EXTRACTED ENTRIES:
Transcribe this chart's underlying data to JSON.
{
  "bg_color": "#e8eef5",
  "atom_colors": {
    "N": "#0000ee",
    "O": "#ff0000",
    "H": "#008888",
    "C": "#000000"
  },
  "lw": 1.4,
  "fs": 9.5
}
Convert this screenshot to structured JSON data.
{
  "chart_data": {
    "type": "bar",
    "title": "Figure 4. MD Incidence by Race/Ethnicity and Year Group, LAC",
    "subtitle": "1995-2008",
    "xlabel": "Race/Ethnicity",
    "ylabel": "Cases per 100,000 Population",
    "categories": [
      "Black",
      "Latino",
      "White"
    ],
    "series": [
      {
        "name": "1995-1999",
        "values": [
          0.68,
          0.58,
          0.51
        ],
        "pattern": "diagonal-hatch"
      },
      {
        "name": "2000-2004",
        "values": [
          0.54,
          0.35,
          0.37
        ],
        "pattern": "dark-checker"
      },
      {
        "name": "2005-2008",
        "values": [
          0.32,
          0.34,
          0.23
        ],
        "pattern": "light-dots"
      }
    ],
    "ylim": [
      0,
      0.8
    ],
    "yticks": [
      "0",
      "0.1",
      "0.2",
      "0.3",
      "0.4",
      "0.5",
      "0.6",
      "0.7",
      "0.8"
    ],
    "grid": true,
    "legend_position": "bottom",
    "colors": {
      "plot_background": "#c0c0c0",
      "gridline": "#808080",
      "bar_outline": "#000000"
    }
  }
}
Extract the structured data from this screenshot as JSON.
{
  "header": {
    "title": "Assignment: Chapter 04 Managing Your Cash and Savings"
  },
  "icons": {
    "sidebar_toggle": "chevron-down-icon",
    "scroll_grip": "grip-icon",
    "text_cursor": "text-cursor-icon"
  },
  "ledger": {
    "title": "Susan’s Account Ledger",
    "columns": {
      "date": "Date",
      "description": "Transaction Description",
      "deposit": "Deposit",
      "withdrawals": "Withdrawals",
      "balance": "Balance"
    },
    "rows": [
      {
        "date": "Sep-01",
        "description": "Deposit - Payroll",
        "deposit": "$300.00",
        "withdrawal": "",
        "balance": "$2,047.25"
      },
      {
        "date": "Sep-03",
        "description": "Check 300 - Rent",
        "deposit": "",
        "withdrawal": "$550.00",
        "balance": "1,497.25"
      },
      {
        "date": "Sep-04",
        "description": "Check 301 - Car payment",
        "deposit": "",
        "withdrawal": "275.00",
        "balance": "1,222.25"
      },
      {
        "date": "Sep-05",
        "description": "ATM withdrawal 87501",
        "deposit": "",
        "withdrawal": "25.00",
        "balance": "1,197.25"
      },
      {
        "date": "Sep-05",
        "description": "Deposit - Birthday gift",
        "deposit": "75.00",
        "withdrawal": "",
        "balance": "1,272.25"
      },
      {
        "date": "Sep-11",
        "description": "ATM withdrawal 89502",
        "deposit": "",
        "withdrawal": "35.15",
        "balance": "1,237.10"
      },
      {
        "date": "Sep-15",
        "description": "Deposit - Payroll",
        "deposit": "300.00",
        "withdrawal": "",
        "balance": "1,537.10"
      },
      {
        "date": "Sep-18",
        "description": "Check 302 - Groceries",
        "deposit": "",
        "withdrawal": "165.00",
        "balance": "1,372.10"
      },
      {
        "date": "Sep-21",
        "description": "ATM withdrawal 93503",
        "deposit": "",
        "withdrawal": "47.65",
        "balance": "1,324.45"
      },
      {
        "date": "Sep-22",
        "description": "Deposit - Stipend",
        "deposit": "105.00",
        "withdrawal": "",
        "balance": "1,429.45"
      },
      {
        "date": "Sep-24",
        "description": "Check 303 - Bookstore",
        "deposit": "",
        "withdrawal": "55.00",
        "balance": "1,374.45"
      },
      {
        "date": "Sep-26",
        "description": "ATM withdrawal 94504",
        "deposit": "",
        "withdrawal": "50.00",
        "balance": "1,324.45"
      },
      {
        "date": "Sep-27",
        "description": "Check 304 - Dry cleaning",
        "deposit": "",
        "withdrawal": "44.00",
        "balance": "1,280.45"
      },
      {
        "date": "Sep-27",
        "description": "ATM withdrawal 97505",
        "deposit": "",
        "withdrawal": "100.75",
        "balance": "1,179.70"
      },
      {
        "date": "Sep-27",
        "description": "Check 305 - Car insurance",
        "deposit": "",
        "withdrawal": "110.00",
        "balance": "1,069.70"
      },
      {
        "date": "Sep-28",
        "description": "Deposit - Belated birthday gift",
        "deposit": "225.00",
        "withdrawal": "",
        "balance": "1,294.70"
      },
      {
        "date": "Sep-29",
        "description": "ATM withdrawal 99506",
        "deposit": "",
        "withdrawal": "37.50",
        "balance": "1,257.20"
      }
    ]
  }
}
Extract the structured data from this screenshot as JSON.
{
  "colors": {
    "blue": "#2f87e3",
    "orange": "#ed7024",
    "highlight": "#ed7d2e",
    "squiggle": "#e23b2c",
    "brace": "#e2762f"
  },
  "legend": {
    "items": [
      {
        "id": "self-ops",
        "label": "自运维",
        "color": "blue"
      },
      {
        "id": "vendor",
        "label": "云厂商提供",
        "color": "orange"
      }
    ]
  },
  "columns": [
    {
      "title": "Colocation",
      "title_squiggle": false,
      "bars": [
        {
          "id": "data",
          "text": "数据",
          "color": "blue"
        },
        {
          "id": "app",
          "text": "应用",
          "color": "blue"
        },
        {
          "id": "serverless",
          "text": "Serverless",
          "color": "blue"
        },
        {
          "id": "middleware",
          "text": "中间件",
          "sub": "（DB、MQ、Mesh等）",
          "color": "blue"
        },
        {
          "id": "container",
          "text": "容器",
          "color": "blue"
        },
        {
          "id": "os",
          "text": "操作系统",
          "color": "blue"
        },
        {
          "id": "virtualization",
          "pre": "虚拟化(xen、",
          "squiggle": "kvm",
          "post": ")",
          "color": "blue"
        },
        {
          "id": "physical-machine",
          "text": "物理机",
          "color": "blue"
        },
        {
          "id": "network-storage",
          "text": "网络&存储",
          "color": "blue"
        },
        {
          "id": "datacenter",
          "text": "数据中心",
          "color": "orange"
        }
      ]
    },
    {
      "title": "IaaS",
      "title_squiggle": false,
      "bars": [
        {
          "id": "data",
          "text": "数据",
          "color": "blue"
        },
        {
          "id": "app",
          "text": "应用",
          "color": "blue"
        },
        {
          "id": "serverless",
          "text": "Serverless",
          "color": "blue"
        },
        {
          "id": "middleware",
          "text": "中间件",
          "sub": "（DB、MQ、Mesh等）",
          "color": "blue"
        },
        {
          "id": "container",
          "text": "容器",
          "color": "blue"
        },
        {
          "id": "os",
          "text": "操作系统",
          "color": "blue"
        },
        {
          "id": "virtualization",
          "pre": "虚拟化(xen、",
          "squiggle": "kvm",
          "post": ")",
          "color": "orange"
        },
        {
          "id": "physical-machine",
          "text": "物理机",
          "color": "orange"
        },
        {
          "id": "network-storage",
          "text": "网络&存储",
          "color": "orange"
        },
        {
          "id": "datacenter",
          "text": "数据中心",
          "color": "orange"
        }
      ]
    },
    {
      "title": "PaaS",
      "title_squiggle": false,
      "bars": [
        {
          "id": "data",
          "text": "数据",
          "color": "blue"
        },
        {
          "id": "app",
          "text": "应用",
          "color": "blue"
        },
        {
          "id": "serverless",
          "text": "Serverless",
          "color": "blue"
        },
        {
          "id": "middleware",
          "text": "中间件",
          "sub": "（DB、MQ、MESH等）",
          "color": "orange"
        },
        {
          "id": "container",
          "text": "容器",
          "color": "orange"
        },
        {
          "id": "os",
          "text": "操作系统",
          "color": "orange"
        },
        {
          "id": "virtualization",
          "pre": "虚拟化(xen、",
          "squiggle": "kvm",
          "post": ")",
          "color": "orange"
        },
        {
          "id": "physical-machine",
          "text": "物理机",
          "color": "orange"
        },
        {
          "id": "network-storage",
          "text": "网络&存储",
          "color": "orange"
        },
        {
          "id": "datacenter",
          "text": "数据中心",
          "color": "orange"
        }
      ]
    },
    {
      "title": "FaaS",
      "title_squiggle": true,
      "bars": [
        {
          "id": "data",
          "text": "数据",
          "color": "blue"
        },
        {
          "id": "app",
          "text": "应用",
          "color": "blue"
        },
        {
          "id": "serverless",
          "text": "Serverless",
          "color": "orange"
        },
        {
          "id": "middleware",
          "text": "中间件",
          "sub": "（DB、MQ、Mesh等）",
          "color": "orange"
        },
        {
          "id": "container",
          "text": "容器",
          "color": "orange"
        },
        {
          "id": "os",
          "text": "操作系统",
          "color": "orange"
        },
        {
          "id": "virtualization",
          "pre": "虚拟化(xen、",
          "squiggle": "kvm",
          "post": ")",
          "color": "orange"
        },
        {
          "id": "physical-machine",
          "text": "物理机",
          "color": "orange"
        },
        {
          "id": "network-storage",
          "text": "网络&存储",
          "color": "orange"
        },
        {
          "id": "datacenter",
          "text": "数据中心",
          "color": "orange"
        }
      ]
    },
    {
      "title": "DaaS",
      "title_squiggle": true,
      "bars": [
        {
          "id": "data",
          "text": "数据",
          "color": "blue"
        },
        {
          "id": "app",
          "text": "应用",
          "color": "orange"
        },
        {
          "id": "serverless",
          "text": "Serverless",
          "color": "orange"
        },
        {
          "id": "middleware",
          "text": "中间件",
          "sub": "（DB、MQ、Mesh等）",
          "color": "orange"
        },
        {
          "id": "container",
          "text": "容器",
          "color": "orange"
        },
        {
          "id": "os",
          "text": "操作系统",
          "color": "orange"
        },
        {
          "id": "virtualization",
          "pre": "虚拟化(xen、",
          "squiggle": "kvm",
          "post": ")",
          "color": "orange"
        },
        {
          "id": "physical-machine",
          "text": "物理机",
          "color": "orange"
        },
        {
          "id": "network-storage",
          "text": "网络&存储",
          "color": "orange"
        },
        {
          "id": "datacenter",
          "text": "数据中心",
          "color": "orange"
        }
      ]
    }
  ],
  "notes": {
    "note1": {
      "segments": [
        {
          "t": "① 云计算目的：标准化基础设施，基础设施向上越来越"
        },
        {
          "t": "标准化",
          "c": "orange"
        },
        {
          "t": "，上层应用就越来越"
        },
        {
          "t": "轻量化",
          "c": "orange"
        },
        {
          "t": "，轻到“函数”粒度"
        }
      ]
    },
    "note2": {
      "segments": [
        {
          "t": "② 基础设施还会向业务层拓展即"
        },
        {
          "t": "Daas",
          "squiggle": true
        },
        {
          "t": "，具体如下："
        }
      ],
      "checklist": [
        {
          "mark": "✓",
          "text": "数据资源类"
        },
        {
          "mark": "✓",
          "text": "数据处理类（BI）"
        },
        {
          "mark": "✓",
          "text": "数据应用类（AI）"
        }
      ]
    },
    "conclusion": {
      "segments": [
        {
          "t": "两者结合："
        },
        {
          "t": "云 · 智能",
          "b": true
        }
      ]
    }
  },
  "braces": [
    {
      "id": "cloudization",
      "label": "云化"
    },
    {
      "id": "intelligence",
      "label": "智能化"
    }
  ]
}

SET TASK:
Identify the lines above that contain the word "this", then copy them.

TASK RESPONSE:
Transcribe this chart's underlying data to JSON.
Convert this screenshot to structured JSON data.
Extract the structured data from this screenshot as JSON.
Extract the structured data from this screenshot as JSON.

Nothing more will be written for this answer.